Aim of the task: Could you write out every record below exactly, leaving out any pictures?

[Dataset rows]
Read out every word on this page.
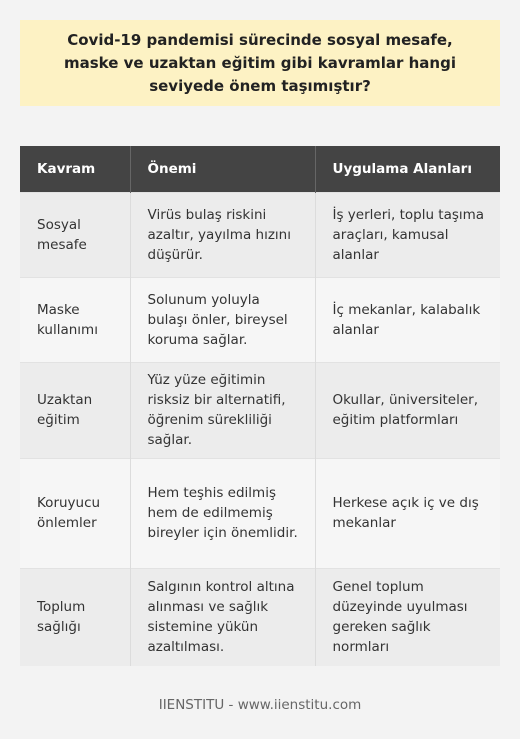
Covid-19 pandemisi sürecinde sosyal mesafe, maske ve uzaktan eğitim gibi kavramlar hangi seviyede önem taşımıştır?
Kavram	Önemi	Uygulama Alanları
Sosyal mesafe	Virüs bulaş riskini azaltır, yayılma hızını düşürür.	İş yerleri, toplu taşıma araçları, kamusal alanlar
Maske kullanımı	Solunum yoluyla bulaşı önler, bireysel koruma sağlar.	İç mekanlar, kalabalık alanlar
Uzaktan eğitim	Yüz yüze eğitimin risksiz bir alternatifi, öğrenim sürekliliği sağlar.	Okullar, üniversiteler, eğitim platformları
Koruyucu önlemler	Hem teşhis edilmiş hem de edilmemiş bireyler için önemlidir.	Herkese açık iç ve dış mekanlar
Toplum sağlığı	Salgının kontrol altına alınması ve sağlık sistemine yükün azaltılması.	Genel toplum düzeyinde uyulması gereken sağlık normları
IIENSTITU - www.iienstitu.com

Exercise response:
Read out every word on this page.
Covid-19 pandemisi sürecinde sosyal mesafe, maske ve uzaktan eğitim gibi kavramlar hangi seviyede önem taşımıştır?
Kavram	Önemi	Uygulama Alanları
Sosyal mesafe	Virüs bulaş riskini azaltır, yayılma hızını düşürür.	İş yerleri, toplu taşıma araçları, kamusal alanlar
Maske kullanımı	Solunum yoluyla bulaşı önler, bireysel koruma sağlar.	İç mekanlar, kalabalık alanlar
Uzaktan eğitim	Yüz yüze eğitimin risksiz bir alternatifi, öğrenim sürekliliği sağlar.	Okullar, üniversiteler, eğitim platformları
Koruyucu önlemler	Hem teşhis edilmiş hem de edilmemiş bireyler için önemlidir.	Herkese açık iç ve dış mekanlar
Toplum sağlığı	Salgının kontrol altına alınması ve sağlık sistemine yükün azaltılması.	Genel toplum düzeyinde uyulması gereken sağlık normları
IIENSTITU - www.iienstitu.com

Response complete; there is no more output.